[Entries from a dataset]
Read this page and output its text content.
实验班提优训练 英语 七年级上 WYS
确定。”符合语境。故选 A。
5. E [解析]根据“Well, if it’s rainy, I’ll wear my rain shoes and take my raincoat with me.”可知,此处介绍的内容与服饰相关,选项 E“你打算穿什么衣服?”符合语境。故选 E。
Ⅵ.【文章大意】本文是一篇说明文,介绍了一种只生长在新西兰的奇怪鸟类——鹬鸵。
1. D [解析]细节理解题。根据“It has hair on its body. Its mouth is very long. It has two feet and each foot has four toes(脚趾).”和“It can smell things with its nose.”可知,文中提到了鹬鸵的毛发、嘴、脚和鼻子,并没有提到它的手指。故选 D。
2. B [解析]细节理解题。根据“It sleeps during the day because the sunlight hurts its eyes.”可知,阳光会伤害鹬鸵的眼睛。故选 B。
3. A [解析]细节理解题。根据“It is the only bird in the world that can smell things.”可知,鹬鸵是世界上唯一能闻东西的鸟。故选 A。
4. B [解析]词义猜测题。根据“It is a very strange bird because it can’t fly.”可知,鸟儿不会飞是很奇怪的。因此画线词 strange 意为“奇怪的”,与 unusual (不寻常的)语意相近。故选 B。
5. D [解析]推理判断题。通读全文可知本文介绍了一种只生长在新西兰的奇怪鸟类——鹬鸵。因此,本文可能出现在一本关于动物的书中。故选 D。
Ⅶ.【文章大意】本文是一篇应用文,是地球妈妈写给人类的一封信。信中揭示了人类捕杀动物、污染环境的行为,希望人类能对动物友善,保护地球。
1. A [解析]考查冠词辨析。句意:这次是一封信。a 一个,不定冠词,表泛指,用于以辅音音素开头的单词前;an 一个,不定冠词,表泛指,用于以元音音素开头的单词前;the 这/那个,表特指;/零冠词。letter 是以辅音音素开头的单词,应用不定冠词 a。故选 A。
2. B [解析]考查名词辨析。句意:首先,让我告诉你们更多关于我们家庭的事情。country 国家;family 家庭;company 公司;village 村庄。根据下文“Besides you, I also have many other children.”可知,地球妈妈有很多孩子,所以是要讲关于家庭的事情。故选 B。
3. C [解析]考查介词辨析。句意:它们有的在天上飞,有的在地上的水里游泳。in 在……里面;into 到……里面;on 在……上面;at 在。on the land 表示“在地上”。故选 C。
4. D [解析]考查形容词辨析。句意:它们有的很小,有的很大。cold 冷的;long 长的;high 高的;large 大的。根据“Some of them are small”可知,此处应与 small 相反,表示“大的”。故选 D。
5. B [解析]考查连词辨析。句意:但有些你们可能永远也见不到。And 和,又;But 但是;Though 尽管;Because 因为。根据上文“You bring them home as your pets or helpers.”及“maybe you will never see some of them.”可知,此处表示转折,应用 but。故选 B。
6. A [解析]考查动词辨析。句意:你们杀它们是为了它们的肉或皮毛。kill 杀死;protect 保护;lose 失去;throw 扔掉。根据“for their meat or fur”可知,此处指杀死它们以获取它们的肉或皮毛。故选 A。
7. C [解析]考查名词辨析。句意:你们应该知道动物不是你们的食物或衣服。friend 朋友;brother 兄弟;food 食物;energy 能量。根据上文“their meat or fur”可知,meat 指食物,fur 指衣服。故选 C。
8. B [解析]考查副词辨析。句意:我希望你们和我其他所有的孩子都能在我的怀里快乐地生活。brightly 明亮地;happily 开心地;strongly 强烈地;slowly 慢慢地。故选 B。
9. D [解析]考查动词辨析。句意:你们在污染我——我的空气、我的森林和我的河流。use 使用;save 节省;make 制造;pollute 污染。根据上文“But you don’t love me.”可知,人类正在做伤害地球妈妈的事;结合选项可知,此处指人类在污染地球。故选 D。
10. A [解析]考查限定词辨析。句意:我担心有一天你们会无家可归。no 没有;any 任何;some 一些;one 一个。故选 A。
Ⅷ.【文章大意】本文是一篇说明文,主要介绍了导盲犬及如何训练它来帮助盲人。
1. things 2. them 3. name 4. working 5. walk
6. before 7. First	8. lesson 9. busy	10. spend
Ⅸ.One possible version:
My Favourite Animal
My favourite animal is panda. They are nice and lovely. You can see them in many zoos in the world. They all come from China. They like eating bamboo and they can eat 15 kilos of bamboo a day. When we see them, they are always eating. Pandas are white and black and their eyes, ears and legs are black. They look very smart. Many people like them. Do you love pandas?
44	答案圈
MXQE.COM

Directive: Output all of the data again. Match it exactly.

Response to this task:
Read this page and output its text content.
实验班提优训练 英语 七年级上 WYS
确定。”符合语境。故选 A。
5. E [解析]根据“Well, if it’s rainy, I’ll wear my rain shoes and take my raincoat with me.”可知,此处介绍的内容与服饰相关,选项 E“你打算穿什么衣服?”符合语境。故选 E。
Ⅵ.【文章大意】本文是一篇说明文,介绍了一种只生长在新西兰的奇怪鸟类——鹬鸵。
1. D [解析]细节理解题。根据“It has hair on its body. Its mouth is very long. It has two feet and each foot has four toes(脚趾).”和“It can smell things with its nose.”可知,文中提到了鹬鸵的毛发、嘴、脚和鼻子,并没有提到它的手指。故选 D。
2. B [解析]细节理解题。根据“It sleeps during the day because the sunlight hurts its eyes.”可知,阳光会伤害鹬鸵的眼睛。故选 B。
3. A [解析]细节理解题。根据“It is the only bird in the world that can smell things.”可知,鹬鸵是世界上唯一能闻东西的鸟。故选 A。
4. B [解析]词义猜测题。根据“It is a very strange bird because it can’t fly.”可知,鸟儿不会飞是很奇怪的。因此画线词 strange 意为“奇怪的”,与 unusual (不寻常的)语意相近。故选 B。
5. D [解析]推理判断题。通读全文可知本文介绍了一种只生长在新西兰的奇怪鸟类——鹬鸵。因此,本文可能出现在一本关于动物的书中。故选 D。
Ⅶ.【文章大意】本文是一篇应用文,是地球妈妈写给人类的一封信。信中揭示了人类捕杀动物、污染环境的行为,希望人类能对动物友善,保护地球。
1. A [解析]考查冠词辨析。句意:这次是一封信。a 一个,不定冠词,表泛指,用于以辅音音素开头的单词前;an 一个,不定冠词,表泛指,用于以元音音素开头的单词前;the 这/那个,表特指;/零冠词。letter 是以辅音音素开头的单词,应用不定冠词 a。故选 A。
2. B [解析]考查名词辨析。句意:首先,让我告诉你们更多关于我们家庭的事情。country 国家;family 家庭;company 公司;village 村庄。根据下文“Besides you, I also have many other children.”可知,地球妈妈有很多孩子,所以是要讲关于家庭的事情。故选 B。
3. C [解析]考查介词辨析。句意:它们有的在天上飞,有的在地上的水里游泳。in 在……里面;into 到……里面;on 在……上面;at 在。on the land 表示“在地上”。故选 C。
4. D [解析]考查形容词辨析。句意:它们有的很小,有的很大。cold 冷的;long 长的;high 高的;large 大的。根据“Some of them are small”可知,此处应与 small 相反,表示“大的”。故选 D。
5. B [解析]考查连词辨析。句意:但有些你们可能永远也见不到。And 和,又;But 但是;Though 尽管;Because 因为。根据上文“You bring them home as your pets or helpers.”及“maybe you will never see some of them.”可知,此处表示转折,应用 but。故选 B。
6. A [解析]考查动词辨析。句意:你们杀它们是为了它们的肉或皮毛。kill 杀死;protect 保护;lose 失去;throw 扔掉。根据“for their meat or fur”可知,此处指杀死它们以获取它们的肉或皮毛。故选 A。
7. C [解析]考查名词辨析。句意:你们应该知道动物不是你们的食物或衣服。friend 朋友;brother 兄弟;food 食物;energy 能量。根据上文“their meat or fur”可知,meat 指食物,fur 指衣服。故选 C。
8. B [解析]考查副词辨析。句意:我希望你们和我其他所有的孩子都能在我的怀里快乐地生活。brightly 明亮地;happily 开心地;strongly 强烈地;slowly 慢慢地。故选 B。
9. D [解析]考查动词辨析。句意:你们在污染我——我的空气、我的森林和我的河流。use 使用;save 节省;make 制造;pollute 污染。根据上文“But you don’t love me.”可知,人类正在做伤害地球妈妈的事;结合选项可知,此处指人类在污染地球。故选 D。
10. A [解析]考查限定词辨析。句意:我担心有一天你们会无家可归。no 没有;any 任何;some 一些;one 一个。故选 A。
Ⅷ.【文章大意】本文是一篇说明文,主要介绍了导盲犬及如何训练它来帮助盲人。
1. things 2. them 3. name 4. working 5. walk
6. before 7. First	8. lesson 9. busy	10. spend
Ⅸ.One possible version:
My Favourite Animal
My favourite animal is panda. They are nice and lovely. You can see them in many zoos in the world. They all come from China. They like eating bamboo and they can eat 15 kilos of bamboo a day. When we see them, they are always eating. Pandas are white and black and their eyes, ears and legs are black. They look very smart. Many people like them. Do you love pandas?
44	答案圈
MXQE.COM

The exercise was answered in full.